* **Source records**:
---
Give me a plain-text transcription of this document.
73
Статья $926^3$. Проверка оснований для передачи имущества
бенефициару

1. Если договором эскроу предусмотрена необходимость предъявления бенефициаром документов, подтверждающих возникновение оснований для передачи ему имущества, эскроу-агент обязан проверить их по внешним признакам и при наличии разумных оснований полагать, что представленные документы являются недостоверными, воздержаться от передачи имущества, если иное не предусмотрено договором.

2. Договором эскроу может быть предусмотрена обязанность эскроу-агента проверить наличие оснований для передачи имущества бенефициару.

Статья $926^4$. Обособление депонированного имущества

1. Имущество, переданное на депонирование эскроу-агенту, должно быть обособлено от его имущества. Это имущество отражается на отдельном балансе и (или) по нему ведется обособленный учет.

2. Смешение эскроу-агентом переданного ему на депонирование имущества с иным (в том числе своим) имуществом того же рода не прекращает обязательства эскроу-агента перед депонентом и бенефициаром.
---
* **Do this**: Return all of the data word for word.

* **Written solution**:
Give me a plain-text transcription of this document.
73
Статья $926^3$. Проверка оснований для передачи имущества
бенефициару

1. Если договором эскроу предусмотрена необходимость предъявления бенефициаром документов, подтверждающих возникновение оснований для передачи ему имущества, эскроу-агент обязан проверить их по внешним признакам и при наличии разумных оснований полагать, что представленные документы являются недостоверными, воздержаться от передачи имущества, если иное не предусмотрено договором.

2. Договором эскроу может быть предусмотрена обязанность эскроу-агента проверить наличие оснований для передачи имущества бенефициару.

Статья $926^4$. Обособление депонированного имущества

1. Имущество, переданное на депонирование эскроу-агенту, должно быть обособлено от его имущества. Это имущество отражается на отдельном балансе и (или) по нему ведется обособленный учет.

2. Смешение эскроу-агентом переданного ему на депонирование имущества с иным (в том числе своим) имуществом того же рода не прекращает обязательства эскроу-агента перед депонентом и бенефициаром.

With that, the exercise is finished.